WHAT YOU HAVE TO DO:
Copy out all lines where "open" appears.

EXTRACTED DATA:
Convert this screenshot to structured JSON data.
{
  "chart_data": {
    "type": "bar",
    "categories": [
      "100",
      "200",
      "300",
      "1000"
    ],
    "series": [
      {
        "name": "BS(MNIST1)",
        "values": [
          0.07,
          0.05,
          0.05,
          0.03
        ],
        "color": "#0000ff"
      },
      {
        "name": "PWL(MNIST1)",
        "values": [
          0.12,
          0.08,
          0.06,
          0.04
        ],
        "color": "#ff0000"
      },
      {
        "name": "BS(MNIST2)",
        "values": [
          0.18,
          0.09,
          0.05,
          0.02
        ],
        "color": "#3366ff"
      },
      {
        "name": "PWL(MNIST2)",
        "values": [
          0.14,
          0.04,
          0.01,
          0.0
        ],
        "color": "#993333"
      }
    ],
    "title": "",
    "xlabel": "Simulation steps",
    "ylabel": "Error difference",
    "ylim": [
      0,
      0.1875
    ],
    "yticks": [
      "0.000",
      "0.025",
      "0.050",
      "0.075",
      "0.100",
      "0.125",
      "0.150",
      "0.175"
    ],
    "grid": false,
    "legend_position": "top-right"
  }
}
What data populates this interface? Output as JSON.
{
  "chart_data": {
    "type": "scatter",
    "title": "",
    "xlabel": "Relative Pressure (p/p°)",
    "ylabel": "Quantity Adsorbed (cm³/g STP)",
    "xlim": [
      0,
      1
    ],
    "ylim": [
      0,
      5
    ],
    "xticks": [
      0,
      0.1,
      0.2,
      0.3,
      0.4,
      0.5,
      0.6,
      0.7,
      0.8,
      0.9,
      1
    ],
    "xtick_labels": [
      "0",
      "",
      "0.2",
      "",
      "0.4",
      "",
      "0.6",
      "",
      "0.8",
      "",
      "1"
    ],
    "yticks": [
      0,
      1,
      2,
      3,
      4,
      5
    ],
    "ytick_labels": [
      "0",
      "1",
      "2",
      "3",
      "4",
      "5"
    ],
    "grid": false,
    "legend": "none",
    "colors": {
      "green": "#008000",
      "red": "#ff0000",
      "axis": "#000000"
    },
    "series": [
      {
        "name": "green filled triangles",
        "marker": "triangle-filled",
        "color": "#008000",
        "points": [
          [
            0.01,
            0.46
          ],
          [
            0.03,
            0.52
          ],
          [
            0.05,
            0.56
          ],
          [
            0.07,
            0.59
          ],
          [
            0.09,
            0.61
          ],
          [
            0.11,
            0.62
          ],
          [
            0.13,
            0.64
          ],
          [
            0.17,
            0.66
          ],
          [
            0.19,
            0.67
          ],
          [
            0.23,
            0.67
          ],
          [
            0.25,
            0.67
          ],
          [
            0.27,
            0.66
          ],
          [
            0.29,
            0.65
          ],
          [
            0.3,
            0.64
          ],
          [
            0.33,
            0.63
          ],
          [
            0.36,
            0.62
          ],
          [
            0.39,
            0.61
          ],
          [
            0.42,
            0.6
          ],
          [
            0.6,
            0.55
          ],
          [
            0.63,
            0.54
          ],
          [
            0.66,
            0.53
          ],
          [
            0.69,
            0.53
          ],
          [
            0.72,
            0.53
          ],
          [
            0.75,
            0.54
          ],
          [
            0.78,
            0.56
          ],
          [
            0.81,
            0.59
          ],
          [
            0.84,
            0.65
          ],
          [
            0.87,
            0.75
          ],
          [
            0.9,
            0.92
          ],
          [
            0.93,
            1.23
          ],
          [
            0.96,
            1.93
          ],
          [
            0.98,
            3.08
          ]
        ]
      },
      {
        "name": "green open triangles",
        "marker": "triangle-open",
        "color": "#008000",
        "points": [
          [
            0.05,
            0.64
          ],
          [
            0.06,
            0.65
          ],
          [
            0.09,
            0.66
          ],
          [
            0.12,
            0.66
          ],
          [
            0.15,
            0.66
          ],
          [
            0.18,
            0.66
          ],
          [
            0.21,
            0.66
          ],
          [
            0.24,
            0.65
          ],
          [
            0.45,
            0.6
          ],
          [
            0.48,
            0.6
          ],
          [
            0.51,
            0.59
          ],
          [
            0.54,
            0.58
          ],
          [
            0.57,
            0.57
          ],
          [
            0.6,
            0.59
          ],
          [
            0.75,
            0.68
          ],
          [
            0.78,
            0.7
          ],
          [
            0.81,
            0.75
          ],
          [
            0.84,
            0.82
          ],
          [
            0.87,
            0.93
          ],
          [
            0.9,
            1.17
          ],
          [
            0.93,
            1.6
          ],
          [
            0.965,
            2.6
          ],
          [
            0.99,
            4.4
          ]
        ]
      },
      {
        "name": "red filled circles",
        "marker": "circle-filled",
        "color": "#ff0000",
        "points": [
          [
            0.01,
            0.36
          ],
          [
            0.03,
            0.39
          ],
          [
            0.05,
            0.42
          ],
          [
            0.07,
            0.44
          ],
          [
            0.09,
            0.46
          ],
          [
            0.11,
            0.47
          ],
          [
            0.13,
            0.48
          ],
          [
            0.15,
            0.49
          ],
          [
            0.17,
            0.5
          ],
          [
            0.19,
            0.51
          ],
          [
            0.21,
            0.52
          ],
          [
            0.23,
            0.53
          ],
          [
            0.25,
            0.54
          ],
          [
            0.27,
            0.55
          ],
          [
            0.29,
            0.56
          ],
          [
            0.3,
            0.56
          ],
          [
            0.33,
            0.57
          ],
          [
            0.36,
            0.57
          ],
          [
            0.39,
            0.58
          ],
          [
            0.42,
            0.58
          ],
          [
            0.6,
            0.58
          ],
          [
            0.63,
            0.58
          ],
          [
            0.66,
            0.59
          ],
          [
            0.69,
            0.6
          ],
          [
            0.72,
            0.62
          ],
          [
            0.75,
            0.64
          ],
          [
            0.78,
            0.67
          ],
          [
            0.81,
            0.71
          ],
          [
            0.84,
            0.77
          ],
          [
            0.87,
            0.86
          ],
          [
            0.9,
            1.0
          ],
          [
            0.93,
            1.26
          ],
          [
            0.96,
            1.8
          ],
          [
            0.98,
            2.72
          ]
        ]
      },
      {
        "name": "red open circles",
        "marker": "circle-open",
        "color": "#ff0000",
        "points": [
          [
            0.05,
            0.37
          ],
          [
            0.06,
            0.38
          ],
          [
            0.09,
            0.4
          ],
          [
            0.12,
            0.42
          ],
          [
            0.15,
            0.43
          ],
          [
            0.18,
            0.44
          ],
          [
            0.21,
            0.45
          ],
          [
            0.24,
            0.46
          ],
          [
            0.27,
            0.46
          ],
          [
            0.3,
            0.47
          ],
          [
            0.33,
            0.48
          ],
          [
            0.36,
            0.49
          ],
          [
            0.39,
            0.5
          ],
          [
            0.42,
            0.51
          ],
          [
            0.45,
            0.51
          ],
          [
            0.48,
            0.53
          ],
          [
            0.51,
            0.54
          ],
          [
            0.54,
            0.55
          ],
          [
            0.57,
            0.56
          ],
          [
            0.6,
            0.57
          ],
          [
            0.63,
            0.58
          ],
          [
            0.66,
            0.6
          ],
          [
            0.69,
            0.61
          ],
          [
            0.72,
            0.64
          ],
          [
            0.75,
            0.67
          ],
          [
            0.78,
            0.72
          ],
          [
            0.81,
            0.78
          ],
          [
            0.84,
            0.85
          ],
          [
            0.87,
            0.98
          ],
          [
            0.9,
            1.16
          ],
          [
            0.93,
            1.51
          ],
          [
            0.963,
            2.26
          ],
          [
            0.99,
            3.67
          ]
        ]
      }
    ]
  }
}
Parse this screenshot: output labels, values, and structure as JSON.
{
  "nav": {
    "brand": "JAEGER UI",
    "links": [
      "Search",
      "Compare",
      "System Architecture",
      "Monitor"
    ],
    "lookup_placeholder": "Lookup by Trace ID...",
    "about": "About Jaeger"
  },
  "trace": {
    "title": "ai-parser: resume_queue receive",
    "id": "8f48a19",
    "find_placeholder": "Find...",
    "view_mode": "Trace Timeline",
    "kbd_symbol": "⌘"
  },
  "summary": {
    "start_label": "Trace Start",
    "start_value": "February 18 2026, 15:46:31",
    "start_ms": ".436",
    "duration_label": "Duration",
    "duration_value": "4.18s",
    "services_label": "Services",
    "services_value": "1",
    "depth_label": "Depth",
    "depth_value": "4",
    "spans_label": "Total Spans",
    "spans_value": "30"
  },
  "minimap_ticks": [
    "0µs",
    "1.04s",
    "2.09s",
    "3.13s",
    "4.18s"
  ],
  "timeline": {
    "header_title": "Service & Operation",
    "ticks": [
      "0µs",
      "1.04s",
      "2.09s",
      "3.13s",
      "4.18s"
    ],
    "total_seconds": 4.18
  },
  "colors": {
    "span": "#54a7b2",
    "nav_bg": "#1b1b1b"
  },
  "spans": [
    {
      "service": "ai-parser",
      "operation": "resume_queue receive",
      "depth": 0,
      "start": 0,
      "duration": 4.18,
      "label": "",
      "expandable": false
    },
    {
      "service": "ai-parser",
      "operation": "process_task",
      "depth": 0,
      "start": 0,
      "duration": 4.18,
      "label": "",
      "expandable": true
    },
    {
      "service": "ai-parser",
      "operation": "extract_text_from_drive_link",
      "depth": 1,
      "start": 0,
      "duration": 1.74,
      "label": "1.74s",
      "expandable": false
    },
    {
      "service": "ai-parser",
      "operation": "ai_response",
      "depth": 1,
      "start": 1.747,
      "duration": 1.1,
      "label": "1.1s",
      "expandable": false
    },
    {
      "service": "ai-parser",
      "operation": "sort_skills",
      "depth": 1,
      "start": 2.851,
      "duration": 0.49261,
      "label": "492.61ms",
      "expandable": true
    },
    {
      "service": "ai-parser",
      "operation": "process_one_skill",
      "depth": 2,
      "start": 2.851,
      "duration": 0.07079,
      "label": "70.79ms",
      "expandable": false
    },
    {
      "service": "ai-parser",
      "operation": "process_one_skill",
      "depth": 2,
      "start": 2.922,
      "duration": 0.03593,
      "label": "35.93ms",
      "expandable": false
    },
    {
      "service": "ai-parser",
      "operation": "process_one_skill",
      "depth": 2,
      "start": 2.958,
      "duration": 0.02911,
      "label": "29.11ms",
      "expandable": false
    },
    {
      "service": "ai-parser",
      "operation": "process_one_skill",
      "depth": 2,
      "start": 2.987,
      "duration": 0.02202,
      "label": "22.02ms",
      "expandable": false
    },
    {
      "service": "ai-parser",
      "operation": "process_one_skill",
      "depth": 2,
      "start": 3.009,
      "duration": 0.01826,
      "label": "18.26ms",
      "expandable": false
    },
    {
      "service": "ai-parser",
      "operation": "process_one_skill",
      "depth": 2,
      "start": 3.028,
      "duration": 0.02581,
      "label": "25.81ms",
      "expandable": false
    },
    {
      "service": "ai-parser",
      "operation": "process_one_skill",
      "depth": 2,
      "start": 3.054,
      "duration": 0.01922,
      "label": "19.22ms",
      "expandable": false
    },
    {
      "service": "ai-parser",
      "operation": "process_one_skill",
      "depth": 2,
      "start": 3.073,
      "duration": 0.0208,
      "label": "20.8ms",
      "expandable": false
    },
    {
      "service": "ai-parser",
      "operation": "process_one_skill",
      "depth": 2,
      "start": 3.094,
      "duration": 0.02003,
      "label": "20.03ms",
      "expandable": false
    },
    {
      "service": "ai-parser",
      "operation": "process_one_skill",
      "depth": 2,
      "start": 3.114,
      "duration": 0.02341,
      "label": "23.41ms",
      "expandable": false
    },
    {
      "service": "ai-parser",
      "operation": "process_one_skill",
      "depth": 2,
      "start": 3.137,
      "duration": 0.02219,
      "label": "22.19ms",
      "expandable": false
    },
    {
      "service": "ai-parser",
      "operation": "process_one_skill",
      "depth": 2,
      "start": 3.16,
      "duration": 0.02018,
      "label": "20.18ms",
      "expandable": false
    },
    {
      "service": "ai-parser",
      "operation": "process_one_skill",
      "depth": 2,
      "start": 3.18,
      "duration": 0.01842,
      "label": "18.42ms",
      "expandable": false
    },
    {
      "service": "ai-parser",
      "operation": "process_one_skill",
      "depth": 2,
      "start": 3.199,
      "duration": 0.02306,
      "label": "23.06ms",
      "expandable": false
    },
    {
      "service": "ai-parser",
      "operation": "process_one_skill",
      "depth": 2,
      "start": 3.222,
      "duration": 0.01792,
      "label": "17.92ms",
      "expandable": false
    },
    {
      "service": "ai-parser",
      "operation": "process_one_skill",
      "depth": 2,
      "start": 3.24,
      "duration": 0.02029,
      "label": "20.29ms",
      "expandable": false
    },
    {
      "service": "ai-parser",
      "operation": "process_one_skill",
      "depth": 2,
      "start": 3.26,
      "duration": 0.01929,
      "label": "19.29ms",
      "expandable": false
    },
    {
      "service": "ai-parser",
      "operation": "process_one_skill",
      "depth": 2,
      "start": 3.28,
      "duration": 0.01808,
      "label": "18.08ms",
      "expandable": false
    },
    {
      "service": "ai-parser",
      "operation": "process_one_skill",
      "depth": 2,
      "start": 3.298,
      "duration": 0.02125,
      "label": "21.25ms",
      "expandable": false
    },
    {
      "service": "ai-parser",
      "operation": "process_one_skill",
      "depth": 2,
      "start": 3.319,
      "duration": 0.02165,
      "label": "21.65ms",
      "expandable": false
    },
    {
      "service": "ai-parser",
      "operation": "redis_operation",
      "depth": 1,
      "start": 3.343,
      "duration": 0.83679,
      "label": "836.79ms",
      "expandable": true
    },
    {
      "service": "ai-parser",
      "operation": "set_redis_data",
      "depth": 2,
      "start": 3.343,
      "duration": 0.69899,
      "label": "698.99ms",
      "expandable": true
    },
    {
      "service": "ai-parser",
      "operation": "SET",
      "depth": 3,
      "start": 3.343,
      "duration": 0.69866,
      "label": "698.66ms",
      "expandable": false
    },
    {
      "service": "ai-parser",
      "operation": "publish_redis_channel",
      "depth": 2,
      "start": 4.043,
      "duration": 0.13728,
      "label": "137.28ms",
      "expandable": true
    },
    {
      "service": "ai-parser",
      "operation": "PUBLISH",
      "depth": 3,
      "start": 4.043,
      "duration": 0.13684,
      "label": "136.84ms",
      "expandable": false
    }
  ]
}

CORRECT OUTPUT:
        "name": "green open triangles",
        "marker": "triangle-open",
        "name": "red open circles",
        "marker": "circle-open",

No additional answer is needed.